[Dataset records on visual material]
***

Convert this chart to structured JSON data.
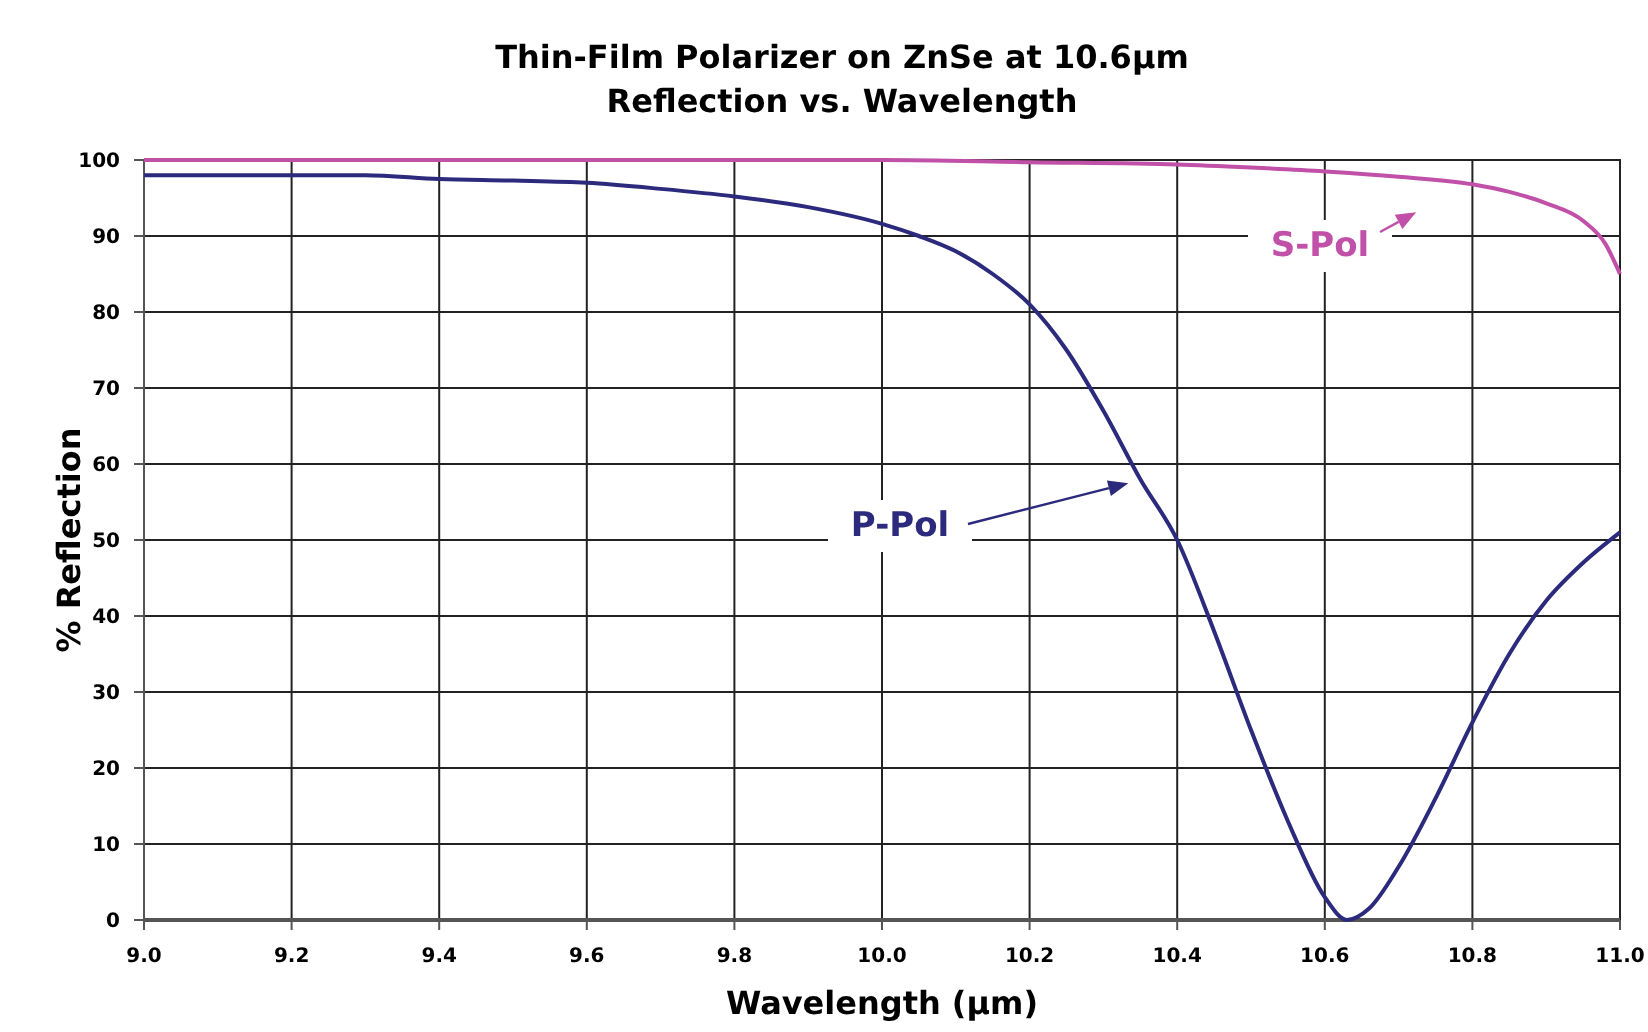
{
  "chart_data": {
    "type": "line",
    "title": "Thin-Film Polarizer on ZnSe at 10.6μm\nReflection vs. Wavelength",
    "xlabel": "Wavelength (μm)",
    "ylabel": "% Reflection",
    "xlim": [
      9.0,
      11.0
    ],
    "ylim": [
      0,
      100
    ],
    "xticks": [
      {
        "value": 9.0,
        "label": "9.0"
      },
      {
        "value": 9.2,
        "label": "9.2"
      },
      {
        "value": 9.4,
        "label": "9.4"
      },
      {
        "value": 9.6,
        "label": "9.6"
      },
      {
        "value": 9.8,
        "label": "9.8"
      },
      {
        "value": 10.0,
        "label": "10.0"
      },
      {
        "value": 10.2,
        "label": "10.2"
      },
      {
        "value": 10.4,
        "label": "10.4"
      },
      {
        "value": 10.6,
        "label": "10.6"
      },
      {
        "value": 10.8,
        "label": "10.8"
      },
      {
        "value": 11.0,
        "label": "11.0"
      }
    ],
    "yticks": [
      0,
      10,
      20,
      30,
      40,
      50,
      60,
      70,
      80,
      90,
      100
    ],
    "grid": true,
    "legend": "right",
    "marker": "none",
    "line_style": "solid",
    "series": [
      {
        "name": "P-Pol",
        "color": "#2b2a7c",
        "x": [
          9.0,
          9.1,
          9.2,
          9.3,
          9.4,
          9.5,
          9.6,
          9.7,
          9.8,
          9.9,
          10.0,
          10.05,
          10.1,
          10.15,
          10.2,
          10.25,
          10.3,
          10.35,
          10.4,
          10.45,
          10.5,
          10.55,
          10.6,
          10.63,
          10.66,
          10.7,
          10.75,
          10.8,
          10.85,
          10.9,
          10.95,
          11.0
        ],
        "values": [
          98,
          98,
          98,
          98,
          97.5,
          97.3,
          97,
          96.2,
          95.2,
          93.8,
          91.6,
          90,
          88,
          85,
          81,
          75,
          67,
          58,
          50,
          38,
          25,
          13,
          3,
          0,
          1.5,
          7,
          16,
          26,
          35,
          42,
          47,
          51
        ]
      },
      {
        "name": "S-Pol",
        "color": "#c050a8",
        "x": [
          9.0,
          9.4,
          9.8,
          10.0,
          10.2,
          10.4,
          10.5,
          10.6,
          10.7,
          10.8,
          10.85,
          10.9,
          10.95,
          10.98,
          11.0
        ],
        "values": [
          100,
          100,
          100,
          100,
          99.7,
          99.4,
          99,
          98.5,
          97.8,
          96.8,
          95.8,
          94.3,
          92,
          89,
          85
        ]
      }
    ]
  }
}
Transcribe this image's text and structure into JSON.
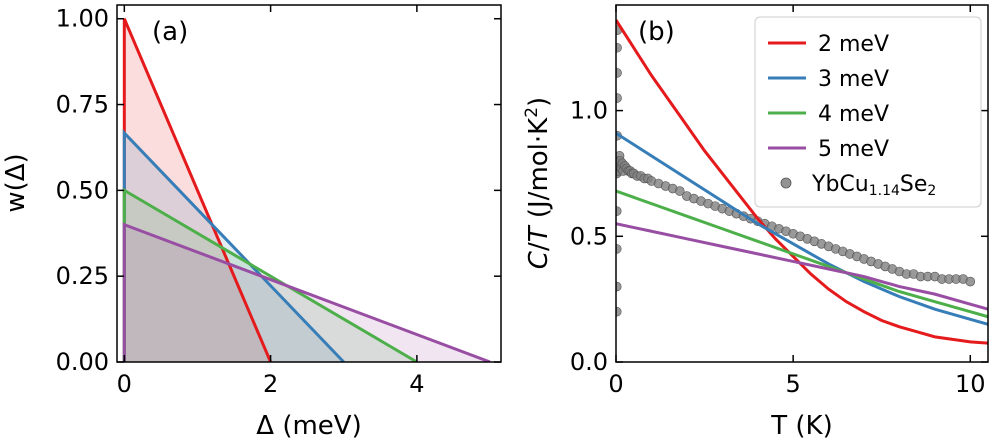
{
  "chart_data": [
    {
      "type": "line",
      "panel_label": "(a)",
      "xlabel": "Δ (meV)",
      "ylabel": "w(Δ)",
      "xlim": [
        -0.1,
        5.15
      ],
      "ylim": [
        0,
        1.04
      ],
      "xticks": [
        0,
        2,
        4
      ],
      "xtick_labels": [
        "0",
        "2",
        "4"
      ],
      "yticks": [
        0,
        0.25,
        0.5,
        0.75,
        1.0
      ],
      "ytick_labels": [
        "0.00",
        "0.25",
        "0.50",
        "0.75",
        "1.00"
      ],
      "series": [
        {
          "name": "2 meV",
          "color": "#e41a1c",
          "x": [
            0,
            0,
            2
          ],
          "y": [
            0,
            1.0,
            0
          ]
        },
        {
          "name": "3 meV",
          "color": "#377eb8",
          "x": [
            0,
            0,
            3
          ],
          "y": [
            0,
            0.667,
            0
          ]
        },
        {
          "name": "4 meV",
          "color": "#4daf4a",
          "x": [
            0,
            0,
            4
          ],
          "y": [
            0,
            0.5,
            0
          ]
        },
        {
          "name": "5 meV",
          "color": "#984ea3",
          "x": [
            0,
            0,
            5
          ],
          "y": [
            0,
            0.4,
            0
          ]
        }
      ]
    },
    {
      "type": "line",
      "panel_label": "(b)",
      "xlabel": "T (K)",
      "ylabel_parts": [
        "C",
        "/",
        "T",
        " (J/mol·K",
        "2",
        ")"
      ],
      "xlim": [
        0,
        10.5
      ],
      "ylim": [
        0,
        1.42
      ],
      "xticks": [
        0,
        5,
        10
      ],
      "xtick_labels": [
        "0",
        "5",
        "10"
      ],
      "yticks": [
        0,
        0.5,
        1.0
      ],
      "ytick_labels": [
        "0.0",
        "0.5",
        "1.0"
      ],
      "legend": {
        "location": "top-right",
        "entries": [
          {
            "label": "2 meV",
            "color": "#e41a1c",
            "kind": "line"
          },
          {
            "label": "3 meV",
            "color": "#377eb8",
            "kind": "line"
          },
          {
            "label": "4 meV",
            "color": "#4daf4a",
            "kind": "line"
          },
          {
            "label": "5 meV",
            "color": "#984ea3",
            "kind": "line"
          },
          {
            "label_parts": [
              "YbCu",
              "1.14",
              "Se",
              "2"
            ],
            "color": "#808080",
            "kind": "marker"
          }
        ]
      },
      "series": [
        {
          "name": "2 meV",
          "color": "#e41a1c",
          "x": [
            0,
            0.5,
            1,
            1.5,
            2,
            2.5,
            3,
            3.5,
            4,
            4.5,
            5,
            5.5,
            6,
            6.5,
            7,
            7.5,
            8,
            8.5,
            9,
            9.5,
            10,
            10.5
          ],
          "y": [
            1.36,
            1.25,
            1.14,
            1.04,
            0.94,
            0.84,
            0.75,
            0.66,
            0.57,
            0.49,
            0.42,
            0.35,
            0.29,
            0.24,
            0.2,
            0.165,
            0.14,
            0.12,
            0.1,
            0.09,
            0.08,
            0.075
          ]
        },
        {
          "name": "3 meV",
          "color": "#377eb8",
          "x": [
            0,
            1,
            2,
            3,
            4,
            5,
            6,
            7,
            8,
            9,
            10,
            10.5
          ],
          "y": [
            0.91,
            0.82,
            0.73,
            0.64,
            0.55,
            0.47,
            0.39,
            0.32,
            0.26,
            0.21,
            0.17,
            0.15
          ]
        },
        {
          "name": "4 meV",
          "color": "#4daf4a",
          "x": [
            0,
            1,
            2,
            3,
            4,
            5,
            6,
            7,
            8,
            9,
            10,
            10.5
          ],
          "y": [
            0.68,
            0.63,
            0.58,
            0.53,
            0.48,
            0.43,
            0.38,
            0.33,
            0.28,
            0.24,
            0.2,
            0.18
          ]
        },
        {
          "name": "5 meV",
          "color": "#984ea3",
          "x": [
            0,
            1,
            2,
            3,
            4,
            5,
            6,
            7,
            8,
            9,
            10,
            10.5
          ],
          "y": [
            0.55,
            0.52,
            0.49,
            0.46,
            0.43,
            0.4,
            0.37,
            0.34,
            0.3,
            0.27,
            0.23,
            0.21
          ]
        },
        {
          "name": "YbCu1.14Se2",
          "kind": "scatter",
          "color": "#808080",
          "x": [
            0.02,
            0.02,
            0.02,
            0.02,
            0.02,
            0.03,
            0.03,
            0.03,
            0.03,
            0.04,
            0.05,
            0.06,
            0.08,
            0.1,
            0.12,
            0.15,
            0.18,
            0.2,
            0.25,
            0.3,
            0.35,
            0.4,
            0.45,
            0.5,
            0.6,
            0.7,
            0.8,
            0.9,
            1.0,
            1.2,
            1.4,
            1.6,
            1.8,
            2.0,
            2.2,
            2.4,
            2.6,
            2.8,
            3.0,
            3.2,
            3.4,
            3.6,
            3.8,
            4.0,
            4.2,
            4.4,
            4.6,
            4.8,
            5.0,
            5.2,
            5.4,
            5.6,
            5.8,
            6.0,
            6.2,
            6.4,
            6.6,
            6.8,
            7.0,
            7.2,
            7.4,
            7.6,
            7.8,
            8.0,
            8.2,
            8.4,
            8.6,
            8.8,
            9.0,
            9.2,
            9.4,
            9.6,
            9.8,
            10.0
          ],
          "y": [
            0.2,
            0.3,
            0.45,
            0.6,
            0.75,
            0.9,
            1.05,
            1.15,
            1.25,
            1.32,
            0.8,
            0.76,
            0.78,
            0.82,
            0.8,
            0.77,
            0.79,
            0.76,
            0.78,
            0.77,
            0.76,
            0.76,
            0.75,
            0.75,
            0.74,
            0.74,
            0.73,
            0.73,
            0.72,
            0.71,
            0.7,
            0.69,
            0.68,
            0.66,
            0.65,
            0.64,
            0.63,
            0.62,
            0.61,
            0.6,
            0.59,
            0.58,
            0.57,
            0.56,
            0.55,
            0.54,
            0.53,
            0.52,
            0.51,
            0.5,
            0.49,
            0.48,
            0.47,
            0.46,
            0.45,
            0.44,
            0.43,
            0.42,
            0.41,
            0.4,
            0.39,
            0.38,
            0.37,
            0.36,
            0.35,
            0.35,
            0.34,
            0.34,
            0.34,
            0.33,
            0.33,
            0.33,
            0.33,
            0.32
          ]
        }
      ]
    }
  ]
}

***

* DIRECTION *
Gather every line from the listing above in which the word "JSON" appears.

* RESPONSE *
Convert this chart to structured JSON data.
Transcribe this image's text and structure into JSON.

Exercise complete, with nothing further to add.